[begin PROVIDED DATA]

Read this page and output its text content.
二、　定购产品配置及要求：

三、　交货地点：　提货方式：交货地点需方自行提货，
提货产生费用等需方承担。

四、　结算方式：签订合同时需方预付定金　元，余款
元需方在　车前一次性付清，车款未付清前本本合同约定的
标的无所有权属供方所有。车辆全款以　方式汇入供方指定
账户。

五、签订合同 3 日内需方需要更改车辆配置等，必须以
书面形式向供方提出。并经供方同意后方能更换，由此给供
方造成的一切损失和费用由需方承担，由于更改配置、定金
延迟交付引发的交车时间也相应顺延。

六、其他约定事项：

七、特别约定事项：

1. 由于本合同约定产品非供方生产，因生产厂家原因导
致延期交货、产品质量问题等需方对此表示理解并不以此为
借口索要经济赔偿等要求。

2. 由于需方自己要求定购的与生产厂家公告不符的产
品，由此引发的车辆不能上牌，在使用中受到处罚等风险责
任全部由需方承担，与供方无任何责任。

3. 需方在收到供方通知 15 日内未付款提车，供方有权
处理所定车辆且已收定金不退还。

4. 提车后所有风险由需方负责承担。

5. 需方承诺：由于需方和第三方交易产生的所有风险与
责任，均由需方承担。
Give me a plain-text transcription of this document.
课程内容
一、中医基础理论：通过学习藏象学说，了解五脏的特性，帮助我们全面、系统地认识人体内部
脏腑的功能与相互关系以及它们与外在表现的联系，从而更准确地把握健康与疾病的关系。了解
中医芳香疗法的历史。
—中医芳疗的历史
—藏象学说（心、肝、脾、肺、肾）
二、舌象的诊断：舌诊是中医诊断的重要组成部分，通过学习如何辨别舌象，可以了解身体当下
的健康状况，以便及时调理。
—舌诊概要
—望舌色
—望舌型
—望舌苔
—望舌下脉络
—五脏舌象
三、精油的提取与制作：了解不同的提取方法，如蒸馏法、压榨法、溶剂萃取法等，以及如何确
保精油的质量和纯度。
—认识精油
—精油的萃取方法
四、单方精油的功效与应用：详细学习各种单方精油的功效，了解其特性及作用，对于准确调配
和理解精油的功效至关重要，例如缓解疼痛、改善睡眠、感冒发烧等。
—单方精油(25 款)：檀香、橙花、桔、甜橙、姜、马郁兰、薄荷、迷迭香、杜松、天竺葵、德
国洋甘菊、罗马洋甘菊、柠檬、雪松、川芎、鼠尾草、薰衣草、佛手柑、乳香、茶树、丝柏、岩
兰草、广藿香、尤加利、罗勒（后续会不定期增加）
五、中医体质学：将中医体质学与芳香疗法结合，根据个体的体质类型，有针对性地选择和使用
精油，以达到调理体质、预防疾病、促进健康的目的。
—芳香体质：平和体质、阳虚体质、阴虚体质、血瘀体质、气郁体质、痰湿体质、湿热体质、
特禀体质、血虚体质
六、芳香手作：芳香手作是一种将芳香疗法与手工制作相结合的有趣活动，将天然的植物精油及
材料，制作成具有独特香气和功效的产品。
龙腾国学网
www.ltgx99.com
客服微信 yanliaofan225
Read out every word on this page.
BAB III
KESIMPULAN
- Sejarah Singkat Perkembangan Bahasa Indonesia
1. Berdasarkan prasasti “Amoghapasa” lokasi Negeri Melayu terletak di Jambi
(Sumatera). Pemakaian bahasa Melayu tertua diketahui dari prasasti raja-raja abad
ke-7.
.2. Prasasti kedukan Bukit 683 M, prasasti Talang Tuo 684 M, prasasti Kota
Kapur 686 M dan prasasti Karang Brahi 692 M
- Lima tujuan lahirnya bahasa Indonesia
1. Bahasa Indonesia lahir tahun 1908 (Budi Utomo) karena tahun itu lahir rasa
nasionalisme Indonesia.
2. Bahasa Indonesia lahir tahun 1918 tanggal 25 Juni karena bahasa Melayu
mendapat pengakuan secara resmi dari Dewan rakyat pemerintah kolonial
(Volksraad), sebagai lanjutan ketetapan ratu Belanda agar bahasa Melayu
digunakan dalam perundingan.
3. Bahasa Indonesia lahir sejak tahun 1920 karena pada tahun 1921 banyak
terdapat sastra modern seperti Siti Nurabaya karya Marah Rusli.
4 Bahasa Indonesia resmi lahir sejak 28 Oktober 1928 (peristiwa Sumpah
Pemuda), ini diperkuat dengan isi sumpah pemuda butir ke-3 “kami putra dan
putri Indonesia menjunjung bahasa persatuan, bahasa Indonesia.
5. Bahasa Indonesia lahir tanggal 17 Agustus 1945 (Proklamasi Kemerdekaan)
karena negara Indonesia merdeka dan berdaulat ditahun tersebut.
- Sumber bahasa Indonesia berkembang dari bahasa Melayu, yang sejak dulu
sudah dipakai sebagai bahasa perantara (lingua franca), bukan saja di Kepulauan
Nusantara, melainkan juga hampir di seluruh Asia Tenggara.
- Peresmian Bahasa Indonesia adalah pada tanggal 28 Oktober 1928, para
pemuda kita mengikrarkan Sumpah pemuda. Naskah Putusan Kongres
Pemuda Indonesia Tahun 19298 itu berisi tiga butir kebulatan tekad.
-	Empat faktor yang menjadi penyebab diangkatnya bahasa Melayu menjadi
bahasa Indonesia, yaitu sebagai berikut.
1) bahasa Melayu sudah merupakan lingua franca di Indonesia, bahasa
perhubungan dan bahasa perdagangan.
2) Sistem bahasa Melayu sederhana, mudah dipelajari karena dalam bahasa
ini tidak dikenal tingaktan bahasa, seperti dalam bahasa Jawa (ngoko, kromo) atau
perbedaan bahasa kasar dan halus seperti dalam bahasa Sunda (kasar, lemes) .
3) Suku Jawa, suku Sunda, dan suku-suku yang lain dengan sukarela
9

[end PROVIDED DATA]

### JOB
Identify the lines above that contain the word "Read", then copy them.

### COMPLETE ANSWER
Read this page and output its text content.
Read out every word on this page.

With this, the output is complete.